-- WORK TO BE COMPLETED --
Narrow the data below down to the lines containing "name".

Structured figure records
########################################

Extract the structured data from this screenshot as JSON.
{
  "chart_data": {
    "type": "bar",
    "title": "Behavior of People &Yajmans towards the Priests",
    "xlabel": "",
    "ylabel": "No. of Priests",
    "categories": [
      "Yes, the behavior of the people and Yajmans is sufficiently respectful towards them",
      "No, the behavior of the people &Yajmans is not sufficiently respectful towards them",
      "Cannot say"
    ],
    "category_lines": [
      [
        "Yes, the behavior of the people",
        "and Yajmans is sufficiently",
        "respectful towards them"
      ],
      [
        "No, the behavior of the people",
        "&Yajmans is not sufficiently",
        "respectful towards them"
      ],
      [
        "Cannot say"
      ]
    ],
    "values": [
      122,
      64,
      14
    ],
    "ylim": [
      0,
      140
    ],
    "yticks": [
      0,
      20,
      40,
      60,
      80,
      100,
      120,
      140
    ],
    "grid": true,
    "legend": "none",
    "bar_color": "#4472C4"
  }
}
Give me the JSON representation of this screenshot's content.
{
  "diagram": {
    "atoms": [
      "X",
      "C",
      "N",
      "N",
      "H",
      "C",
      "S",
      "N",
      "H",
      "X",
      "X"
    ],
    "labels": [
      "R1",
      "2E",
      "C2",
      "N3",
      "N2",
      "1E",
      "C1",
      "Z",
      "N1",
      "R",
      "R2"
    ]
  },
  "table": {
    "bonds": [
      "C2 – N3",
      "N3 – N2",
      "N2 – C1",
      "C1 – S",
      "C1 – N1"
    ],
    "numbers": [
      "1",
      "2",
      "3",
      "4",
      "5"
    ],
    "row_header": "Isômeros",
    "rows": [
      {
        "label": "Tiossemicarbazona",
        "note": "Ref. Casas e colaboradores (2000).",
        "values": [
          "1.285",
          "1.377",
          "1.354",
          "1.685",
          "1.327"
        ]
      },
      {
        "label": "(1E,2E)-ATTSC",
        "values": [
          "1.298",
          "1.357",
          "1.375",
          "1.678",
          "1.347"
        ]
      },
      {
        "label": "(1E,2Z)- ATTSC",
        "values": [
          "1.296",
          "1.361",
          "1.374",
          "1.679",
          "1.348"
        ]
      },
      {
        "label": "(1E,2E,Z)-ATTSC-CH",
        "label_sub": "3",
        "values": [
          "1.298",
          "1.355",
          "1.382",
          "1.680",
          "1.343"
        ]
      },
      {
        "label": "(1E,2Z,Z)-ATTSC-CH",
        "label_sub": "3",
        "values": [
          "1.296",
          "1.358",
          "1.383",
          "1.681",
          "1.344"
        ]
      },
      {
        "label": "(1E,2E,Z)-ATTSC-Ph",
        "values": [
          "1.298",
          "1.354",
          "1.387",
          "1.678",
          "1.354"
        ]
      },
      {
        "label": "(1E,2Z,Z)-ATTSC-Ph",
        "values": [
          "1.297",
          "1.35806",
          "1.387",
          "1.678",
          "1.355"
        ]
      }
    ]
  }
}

########################################

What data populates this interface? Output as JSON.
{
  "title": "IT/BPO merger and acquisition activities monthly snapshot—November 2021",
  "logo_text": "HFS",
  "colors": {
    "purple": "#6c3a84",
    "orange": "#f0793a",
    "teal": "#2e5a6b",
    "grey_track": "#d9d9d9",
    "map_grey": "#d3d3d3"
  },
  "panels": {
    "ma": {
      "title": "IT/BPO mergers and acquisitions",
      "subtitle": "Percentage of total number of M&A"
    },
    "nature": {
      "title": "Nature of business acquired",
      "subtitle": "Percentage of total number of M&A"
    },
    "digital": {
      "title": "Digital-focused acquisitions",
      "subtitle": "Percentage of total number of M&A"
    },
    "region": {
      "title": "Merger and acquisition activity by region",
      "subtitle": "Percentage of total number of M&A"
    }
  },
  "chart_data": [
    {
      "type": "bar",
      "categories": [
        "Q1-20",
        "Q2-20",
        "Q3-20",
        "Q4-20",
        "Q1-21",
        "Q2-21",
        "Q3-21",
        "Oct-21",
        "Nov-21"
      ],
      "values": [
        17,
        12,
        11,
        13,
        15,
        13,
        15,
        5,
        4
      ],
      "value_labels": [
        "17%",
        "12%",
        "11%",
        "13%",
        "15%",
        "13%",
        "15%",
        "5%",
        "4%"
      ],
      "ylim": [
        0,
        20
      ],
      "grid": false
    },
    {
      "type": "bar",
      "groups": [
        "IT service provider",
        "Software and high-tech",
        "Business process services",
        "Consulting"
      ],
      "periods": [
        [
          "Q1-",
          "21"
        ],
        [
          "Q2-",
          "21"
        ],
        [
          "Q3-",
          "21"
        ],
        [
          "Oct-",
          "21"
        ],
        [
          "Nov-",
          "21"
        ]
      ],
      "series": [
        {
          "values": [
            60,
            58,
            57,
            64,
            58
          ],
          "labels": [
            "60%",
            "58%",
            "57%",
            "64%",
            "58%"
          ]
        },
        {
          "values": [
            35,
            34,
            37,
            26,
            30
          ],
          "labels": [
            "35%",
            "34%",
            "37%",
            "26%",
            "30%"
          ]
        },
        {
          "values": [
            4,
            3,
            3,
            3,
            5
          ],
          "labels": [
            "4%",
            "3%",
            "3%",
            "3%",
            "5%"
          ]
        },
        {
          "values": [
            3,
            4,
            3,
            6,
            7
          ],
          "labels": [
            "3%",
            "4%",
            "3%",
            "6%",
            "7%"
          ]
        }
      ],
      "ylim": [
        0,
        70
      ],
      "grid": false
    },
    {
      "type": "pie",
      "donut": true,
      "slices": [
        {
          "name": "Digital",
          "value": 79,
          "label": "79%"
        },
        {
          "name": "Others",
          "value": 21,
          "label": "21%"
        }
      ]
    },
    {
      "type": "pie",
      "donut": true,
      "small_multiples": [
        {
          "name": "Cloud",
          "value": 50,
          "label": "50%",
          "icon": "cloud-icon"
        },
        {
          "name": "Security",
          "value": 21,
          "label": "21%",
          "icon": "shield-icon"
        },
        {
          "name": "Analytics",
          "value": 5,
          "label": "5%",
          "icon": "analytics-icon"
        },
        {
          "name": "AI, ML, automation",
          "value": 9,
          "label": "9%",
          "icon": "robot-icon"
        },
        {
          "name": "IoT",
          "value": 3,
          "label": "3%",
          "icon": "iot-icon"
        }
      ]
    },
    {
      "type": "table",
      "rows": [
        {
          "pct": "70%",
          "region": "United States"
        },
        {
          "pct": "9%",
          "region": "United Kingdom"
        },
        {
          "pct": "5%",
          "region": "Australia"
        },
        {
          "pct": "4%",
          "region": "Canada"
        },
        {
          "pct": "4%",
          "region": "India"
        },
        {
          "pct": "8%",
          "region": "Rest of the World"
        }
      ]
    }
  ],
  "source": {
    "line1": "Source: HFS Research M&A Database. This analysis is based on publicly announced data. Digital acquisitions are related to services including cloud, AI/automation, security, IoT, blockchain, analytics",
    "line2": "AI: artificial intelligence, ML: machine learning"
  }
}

########################################

-- RESULT OF THE EXERCISE --
          "name": "Digital",
          "name": "Others",
          "name": "Cloud",
          "name": "Security",
          "name": "Analytics",
          "name": "AI, ML, automation",
          "name": "IoT",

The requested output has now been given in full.